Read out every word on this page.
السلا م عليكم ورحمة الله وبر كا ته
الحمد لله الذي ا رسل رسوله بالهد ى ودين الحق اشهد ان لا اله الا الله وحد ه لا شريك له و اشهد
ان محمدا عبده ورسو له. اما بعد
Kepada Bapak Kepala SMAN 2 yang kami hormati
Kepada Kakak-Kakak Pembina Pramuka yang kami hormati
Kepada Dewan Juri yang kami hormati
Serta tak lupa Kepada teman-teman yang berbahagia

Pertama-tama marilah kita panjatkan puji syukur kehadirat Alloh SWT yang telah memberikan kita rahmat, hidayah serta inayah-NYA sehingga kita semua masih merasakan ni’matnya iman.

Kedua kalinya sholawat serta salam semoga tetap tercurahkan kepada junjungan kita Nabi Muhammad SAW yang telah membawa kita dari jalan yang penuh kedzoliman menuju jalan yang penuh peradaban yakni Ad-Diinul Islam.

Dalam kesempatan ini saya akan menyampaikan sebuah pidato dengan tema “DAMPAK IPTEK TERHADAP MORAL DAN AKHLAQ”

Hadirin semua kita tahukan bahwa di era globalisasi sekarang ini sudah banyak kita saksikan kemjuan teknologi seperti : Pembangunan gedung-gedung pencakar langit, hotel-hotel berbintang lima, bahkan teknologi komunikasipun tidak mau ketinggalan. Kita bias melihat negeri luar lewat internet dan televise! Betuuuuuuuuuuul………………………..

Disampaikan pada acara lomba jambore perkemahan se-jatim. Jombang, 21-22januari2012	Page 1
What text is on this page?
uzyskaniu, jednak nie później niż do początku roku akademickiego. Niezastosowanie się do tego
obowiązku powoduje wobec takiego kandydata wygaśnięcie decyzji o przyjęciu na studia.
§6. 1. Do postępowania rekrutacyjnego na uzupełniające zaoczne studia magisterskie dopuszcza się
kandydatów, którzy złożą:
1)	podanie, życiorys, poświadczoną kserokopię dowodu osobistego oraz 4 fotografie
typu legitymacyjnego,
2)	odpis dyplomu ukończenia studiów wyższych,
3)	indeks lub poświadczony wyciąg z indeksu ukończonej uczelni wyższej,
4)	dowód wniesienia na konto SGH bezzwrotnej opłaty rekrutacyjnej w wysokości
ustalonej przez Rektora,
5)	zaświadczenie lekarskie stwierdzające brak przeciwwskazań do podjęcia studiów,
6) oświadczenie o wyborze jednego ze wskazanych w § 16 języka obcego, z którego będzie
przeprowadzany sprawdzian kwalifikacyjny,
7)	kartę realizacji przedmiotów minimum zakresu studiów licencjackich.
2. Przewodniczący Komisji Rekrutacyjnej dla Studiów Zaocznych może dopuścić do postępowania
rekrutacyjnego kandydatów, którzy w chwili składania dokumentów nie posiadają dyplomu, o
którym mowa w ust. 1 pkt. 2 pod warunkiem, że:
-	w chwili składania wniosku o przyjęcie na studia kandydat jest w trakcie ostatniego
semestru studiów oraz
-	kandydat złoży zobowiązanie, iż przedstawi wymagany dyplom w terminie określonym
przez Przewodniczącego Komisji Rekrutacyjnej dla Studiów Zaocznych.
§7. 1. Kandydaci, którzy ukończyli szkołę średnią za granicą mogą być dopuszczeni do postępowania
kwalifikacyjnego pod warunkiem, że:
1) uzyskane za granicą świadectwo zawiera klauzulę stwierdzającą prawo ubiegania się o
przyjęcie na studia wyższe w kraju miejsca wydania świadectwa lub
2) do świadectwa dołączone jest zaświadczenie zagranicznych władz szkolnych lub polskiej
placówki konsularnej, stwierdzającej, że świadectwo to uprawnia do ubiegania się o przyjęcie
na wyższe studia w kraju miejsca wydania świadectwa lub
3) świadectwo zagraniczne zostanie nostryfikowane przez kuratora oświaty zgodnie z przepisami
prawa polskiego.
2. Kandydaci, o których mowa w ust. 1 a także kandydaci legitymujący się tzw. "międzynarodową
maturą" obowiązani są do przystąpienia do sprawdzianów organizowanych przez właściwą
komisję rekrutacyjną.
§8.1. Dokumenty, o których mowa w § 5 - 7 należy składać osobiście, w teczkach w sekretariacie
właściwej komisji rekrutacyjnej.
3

* [TASK REQUIREMENTS]
Return each entry from above without altering a single character.

* [SOLVED EXERCISE]
Read out every word on this page.
السلا م عليكم ورحمة الله وبر كا ته
الحمد لله الذي ا رسل رسوله بالهد ى ودين الحق اشهد ان لا اله الا الله وحد ه لا شريك له و اشهد
ان محمدا عبده ورسو له. اما بعد
Kepada Bapak Kepala SMAN 2 yang kami hormati
Kepada Kakak-Kakak Pembina Pramuka yang kami hormati
Kepada Dewan Juri yang kami hormati
Serta tak lupa Kepada teman-teman yang berbahagia

Pertama-tama marilah kita panjatkan puji syukur kehadirat Alloh SWT yang telah memberikan kita rahmat, hidayah serta inayah-NYA sehingga kita semua masih merasakan ni’matnya iman.

Kedua kalinya sholawat serta salam semoga tetap tercurahkan kepada junjungan kita Nabi Muhammad SAW yang telah membawa kita dari jalan yang penuh kedzoliman menuju jalan yang penuh peradaban yakni Ad-Diinul Islam.

Dalam kesempatan ini saya akan menyampaikan sebuah pidato dengan tema “DAMPAK IPTEK TERHADAP MORAL DAN AKHLAQ”

Hadirin semua kita tahukan bahwa di era globalisasi sekarang ini sudah banyak kita saksikan kemjuan teknologi seperti : Pembangunan gedung-gedung pencakar langit, hotel-hotel berbintang lima, bahkan teknologi komunikasipun tidak mau ketinggalan. Kita bias melihat negeri luar lewat internet dan televise! Betuuuuuuuuuuul………………………..

Disampaikan pada acara lomba jambore perkemahan se-jatim. Jombang, 21-22januari2012	Page 1
What text is on this page?
uzyskaniu, jednak nie później niż do początku roku akademickiego. Niezastosowanie się do tego
obowiązku powoduje wobec takiego kandydata wygaśnięcie decyzji o przyjęciu na studia.
§6. 1. Do postępowania rekrutacyjnego na uzupełniające zaoczne studia magisterskie dopuszcza się
kandydatów, którzy złożą:
1)	podanie, życiorys, poświadczoną kserokopię dowodu osobistego oraz 4 fotografie
typu legitymacyjnego,
2)	odpis dyplomu ukończenia studiów wyższych,
3)	indeks lub poświadczony wyciąg z indeksu ukończonej uczelni wyższej,
4)	dowód wniesienia na konto SGH bezzwrotnej opłaty rekrutacyjnej w wysokości
ustalonej przez Rektora,
5)	zaświadczenie lekarskie stwierdzające brak przeciwwskazań do podjęcia studiów,
6) oświadczenie o wyborze jednego ze wskazanych w § 16 języka obcego, z którego będzie
przeprowadzany sprawdzian kwalifikacyjny,
7)	kartę realizacji przedmiotów minimum zakresu studiów licencjackich.
2. Przewodniczący Komisji Rekrutacyjnej dla Studiów Zaocznych może dopuścić do postępowania
rekrutacyjnego kandydatów, którzy w chwili składania dokumentów nie posiadają dyplomu, o
którym mowa w ust. 1 pkt. 2 pod warunkiem, że:
-	w chwili składania wniosku o przyjęcie na studia kandydat jest w trakcie ostatniego
semestru studiów oraz
-	kandydat złoży zobowiązanie, iż przedstawi wymagany dyplom w terminie określonym
przez Przewodniczącego Komisji Rekrutacyjnej dla Studiów Zaocznych.
§7. 1. Kandydaci, którzy ukończyli szkołę średnią za granicą mogą być dopuszczeni do postępowania
kwalifikacyjnego pod warunkiem, że:
1) uzyskane za granicą świadectwo zawiera klauzulę stwierdzającą prawo ubiegania się o
przyjęcie na studia wyższe w kraju miejsca wydania świadectwa lub
2) do świadectwa dołączone jest zaświadczenie zagranicznych władz szkolnych lub polskiej
placówki konsularnej, stwierdzającej, że świadectwo to uprawnia do ubiegania się o przyjęcie
na wyższe studia w kraju miejsca wydania świadectwa lub
3) świadectwo zagraniczne zostanie nostryfikowane przez kuratora oświaty zgodnie z przepisami
prawa polskiego.
2. Kandydaci, o których mowa w ust. 1 a także kandydaci legitymujący się tzw. "międzynarodową
maturą" obowiązani są do przystąpienia do sprawdzianów organizowanych przez właściwą
komisję rekrutacyjną.
§8.1. Dokumenty, o których mowa w § 5 - 7 należy składać osobiście, w teczkach w sekretariacie
właściwej komisji rekrutacyjnej.
3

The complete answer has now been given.